#### [Selected passage]
——————

The work generally credited with bringing système into ordinary French, however, is Marin Cureau de la Chambre's Le Système de l'ame of 1664, a treatise presenting itself as defiantly scholastic in a Cartesian age ("I have never strayed from the principles received in the School [des Principes receus dans l'Escole]," [11]). The author spends a substantial part of his preface in justifying his use of the word système, "as extraordinary as it may seem in this context" (9). He sets up an elaborate analogy with astronomers who construct "the System of the World," or "order and disposition of the bodies which compose the world," observing that they do not take into account the "nature of those bodies," but simply their "situation, figure, size, and movements" (7). Cureau explains that he is similarly interested in the situation, figure, grandeur, and mouvemens of the soul, whose faculties are disposed as are the planets: "For the Understanding and the Will can be considered as the Planets and wandering or vagabond Stars; the Faculties attached to their organs are the fixed Stars; and each has its influence that it spreads throughout the body" (9).
In discussing the rather late appearance of "system" as a metaphor for mental or philosophical schemes, Walter J. Ong notes its relatively late application in cosmography, despite the antiquity of the term. The concept of the astronomical "system" is concomitant with the acceptance of the purely geometrical Copernican universe "in which no direction was more favored than any other," unlike the older Aristotelian or Ptolemaic cosmologies, which favored an up-and-down orientation and whose conceptual "wholeness" was so absolute that the notion of divisible, analyzable parts was inconceivable. Cureau's use of the term to evoke a cosmos containing fixed and wandering stars that extend their "influence" afar suggests a curious survival—doubtless an effect of the author's allegiance to l'Escole—even as the modern visualist understanding has reoriented the scheme. His universe is clearly the modern one, composite and analyzable. In particular, its availability to abstraction, through the separation of "Situation, Figure, Grandeur, Movements" from "le fond de sa Nature," places us well within the Cartesian era, whatever the professed beliefs of the author might be. Even so, the Thomistic distinction between natural and divine truths takes on the color of Weberian disenchantment, and Cureau strays into the proximity of philosophical skepticism in spite of l'Escole.

——————

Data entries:
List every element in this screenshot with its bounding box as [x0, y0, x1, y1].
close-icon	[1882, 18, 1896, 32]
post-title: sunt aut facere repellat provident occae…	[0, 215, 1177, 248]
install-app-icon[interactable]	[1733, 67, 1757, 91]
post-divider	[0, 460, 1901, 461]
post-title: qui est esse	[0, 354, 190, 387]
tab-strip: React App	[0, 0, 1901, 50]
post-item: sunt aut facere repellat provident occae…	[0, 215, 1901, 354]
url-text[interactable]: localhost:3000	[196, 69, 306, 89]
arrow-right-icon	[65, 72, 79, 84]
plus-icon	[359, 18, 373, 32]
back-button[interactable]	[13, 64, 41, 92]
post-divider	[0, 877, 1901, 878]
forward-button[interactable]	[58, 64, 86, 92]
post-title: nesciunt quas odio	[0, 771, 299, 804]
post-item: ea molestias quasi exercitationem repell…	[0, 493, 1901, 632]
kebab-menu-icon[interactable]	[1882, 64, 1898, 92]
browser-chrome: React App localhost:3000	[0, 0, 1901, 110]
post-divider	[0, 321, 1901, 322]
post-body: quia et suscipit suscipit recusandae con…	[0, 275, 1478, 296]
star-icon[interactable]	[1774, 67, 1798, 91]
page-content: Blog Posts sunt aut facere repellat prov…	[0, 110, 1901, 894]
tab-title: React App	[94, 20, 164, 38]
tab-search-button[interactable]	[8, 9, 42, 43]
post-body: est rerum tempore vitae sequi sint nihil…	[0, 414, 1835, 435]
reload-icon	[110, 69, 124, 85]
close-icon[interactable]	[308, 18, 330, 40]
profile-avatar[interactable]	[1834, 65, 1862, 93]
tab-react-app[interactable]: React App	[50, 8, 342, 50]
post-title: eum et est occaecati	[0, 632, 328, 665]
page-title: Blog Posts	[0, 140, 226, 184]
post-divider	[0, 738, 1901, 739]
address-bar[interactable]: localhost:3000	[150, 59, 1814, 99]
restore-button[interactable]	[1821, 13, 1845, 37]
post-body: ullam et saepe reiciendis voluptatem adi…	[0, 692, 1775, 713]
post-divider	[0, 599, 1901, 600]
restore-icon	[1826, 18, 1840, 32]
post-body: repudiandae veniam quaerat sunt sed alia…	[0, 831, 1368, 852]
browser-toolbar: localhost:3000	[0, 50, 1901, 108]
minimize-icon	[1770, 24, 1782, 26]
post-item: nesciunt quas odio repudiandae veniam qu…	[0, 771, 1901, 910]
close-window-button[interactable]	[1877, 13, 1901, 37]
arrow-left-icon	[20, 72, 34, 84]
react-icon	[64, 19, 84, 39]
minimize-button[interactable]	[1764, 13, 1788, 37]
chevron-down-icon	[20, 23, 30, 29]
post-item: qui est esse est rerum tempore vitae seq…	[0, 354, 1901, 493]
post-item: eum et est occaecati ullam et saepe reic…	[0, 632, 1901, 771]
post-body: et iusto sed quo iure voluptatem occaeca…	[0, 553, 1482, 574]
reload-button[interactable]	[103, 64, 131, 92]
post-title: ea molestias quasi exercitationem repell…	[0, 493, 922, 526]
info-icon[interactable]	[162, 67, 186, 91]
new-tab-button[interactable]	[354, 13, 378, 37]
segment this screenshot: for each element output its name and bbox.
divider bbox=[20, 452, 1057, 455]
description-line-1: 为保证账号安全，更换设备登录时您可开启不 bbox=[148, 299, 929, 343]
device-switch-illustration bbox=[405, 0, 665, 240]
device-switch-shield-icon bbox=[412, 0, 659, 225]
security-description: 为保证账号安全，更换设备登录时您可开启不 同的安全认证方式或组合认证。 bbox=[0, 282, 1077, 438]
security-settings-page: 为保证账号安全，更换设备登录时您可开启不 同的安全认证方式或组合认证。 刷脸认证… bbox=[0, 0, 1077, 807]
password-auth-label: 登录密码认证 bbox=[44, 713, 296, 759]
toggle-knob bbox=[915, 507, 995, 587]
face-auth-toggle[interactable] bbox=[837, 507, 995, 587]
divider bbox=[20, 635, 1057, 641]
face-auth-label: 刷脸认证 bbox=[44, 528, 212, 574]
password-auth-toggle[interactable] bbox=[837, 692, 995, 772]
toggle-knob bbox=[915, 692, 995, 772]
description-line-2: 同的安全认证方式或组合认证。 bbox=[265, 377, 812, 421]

——————

#### [Required tasks]
A: Translate this sentence from the passage on the word système into Spanish: "His universe is clearly the modern one, composite and analyzable."
B: Decide whether each statement agrees with the passage on the word système. Answer yes or no for each, and quote the words of the passage that settle it.
(i) Cureau's Le Système de l'ame appeared in 1664.
(ii) Ong observes that "system" was applied early in cosmography.
(iii) In Cureau's analogy, the Understanding and the Will correspond to the fixed Stars.

#### [Expected outputs]
A: Su universo es claramente el moderno, compuesto y analizable.

B:
(i) Yes: "Le Système de l'ame of 1664"
(ii) No: "its relatively late application in cosmography"
(iii) No: "For the Understanding and the Will can be considered as the Planets and wandering or vagabond Stars"